DATASET RECORDS:
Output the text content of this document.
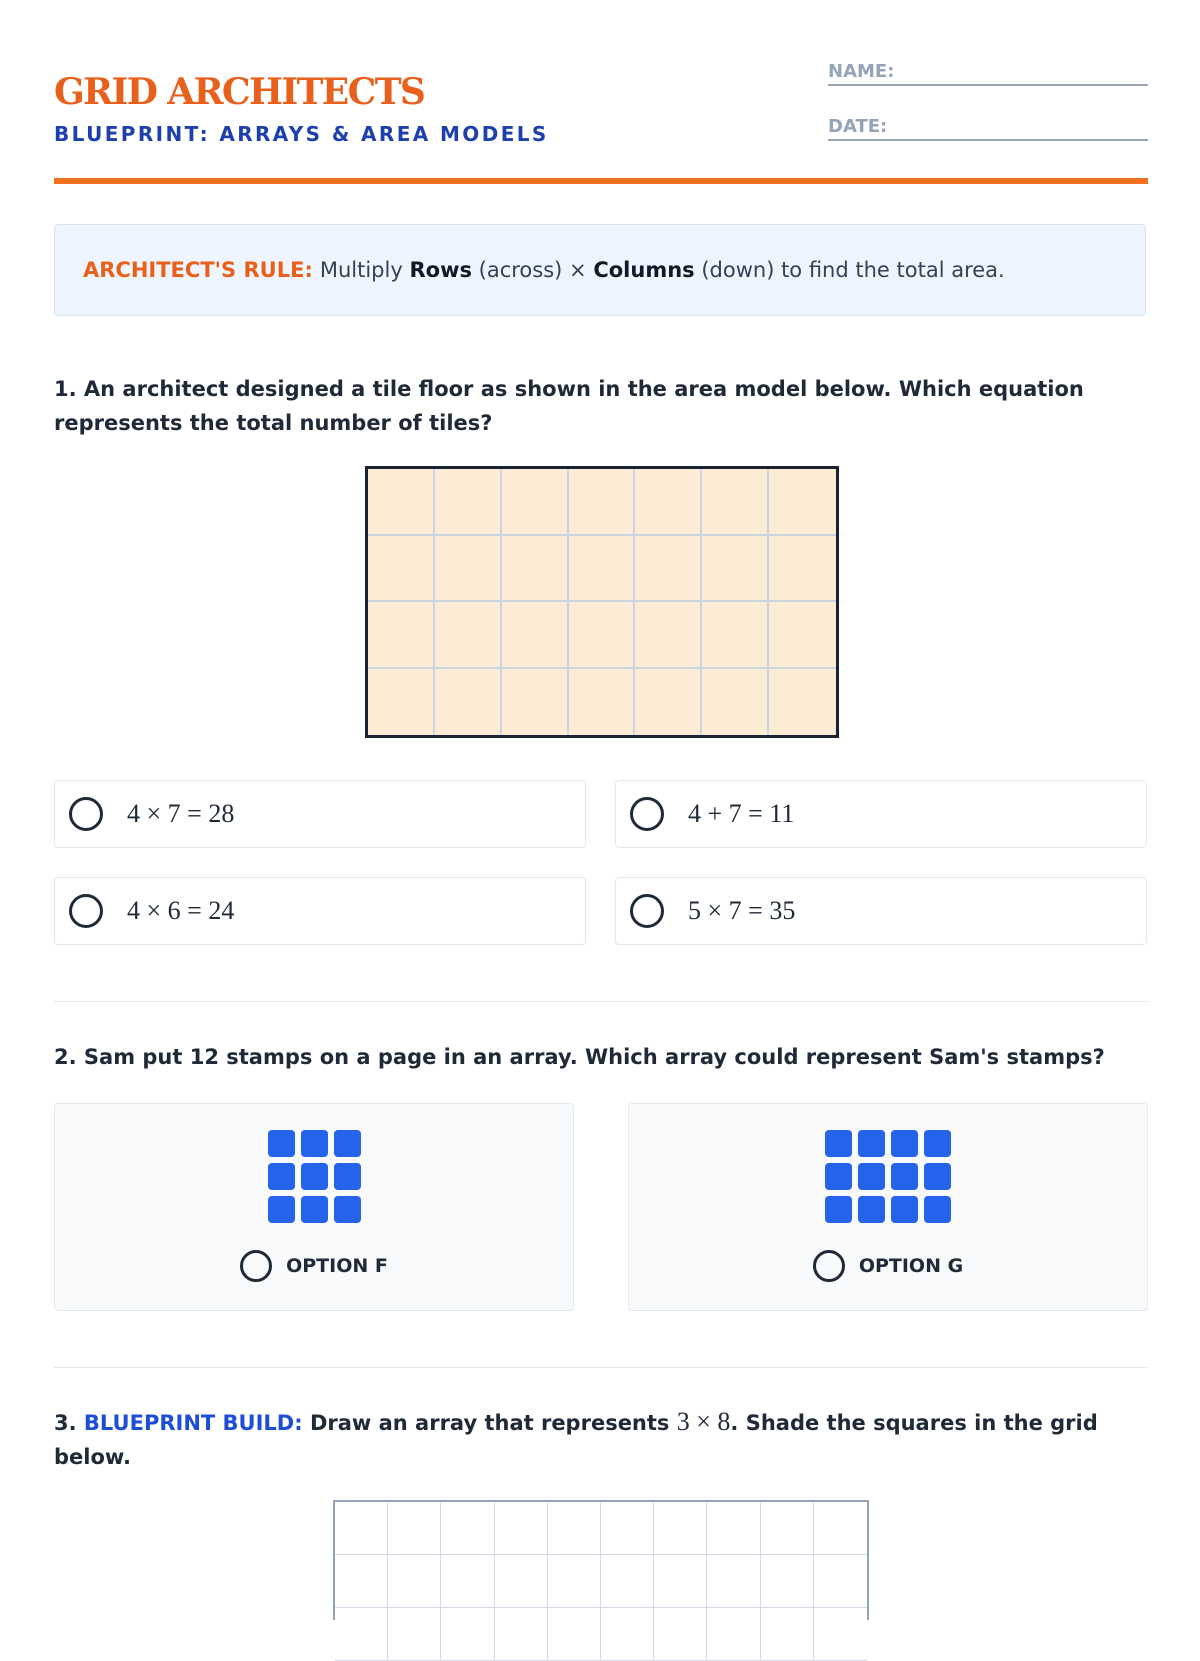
GRID ARCHITECTS
BLUEPRINT: ARRAYS & AREA MODELS
NAME:
DATE:
ARCHITECT'S RULE: Multiply
Rows
(across) ×
Columns
(down) to find the total area.

1. An architect designed a tile floor as shown in the area model below. Which equation represents the total number of tiles?

4 × 7 = 28	4 + 7 = 11
4 × 6 = 24	5 × 7 = 35

2. Sam put 12 stamps on a page in an array. Which array could represent Sam's stamps?

OPTION F	OPTION G

3. BLUEPRINT BUILD: Draw an array that represents 3 × 8. Shade the squares in the grid below.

WHAT TO PRODUCE:
Every entry above should be duplicated exactly. Do not include the images.

FINAL ANSWER:
Output the text content of this document.
GRID ARCHITECTS
BLUEPRINT: ARRAYS & AREA MODELS
NAME:
DATE:
ARCHITECT'S RULE: Multiply
Rows
(across) ×
Columns
(down) to find the total area.

1. An architect designed a tile floor as shown in the area model below. Which equation represents the total number of tiles?

4 × 7 = 28	4 + 7 = 11
4 × 6 = 24	5 × 7 = 35

2. Sam put 12 stamps on a page in an array. Which array could represent Sam's stamps?

OPTION F	OPTION G

3. BLUEPRINT BUILD: Draw an array that represents 3 × 8. Shade the squares in the grid below.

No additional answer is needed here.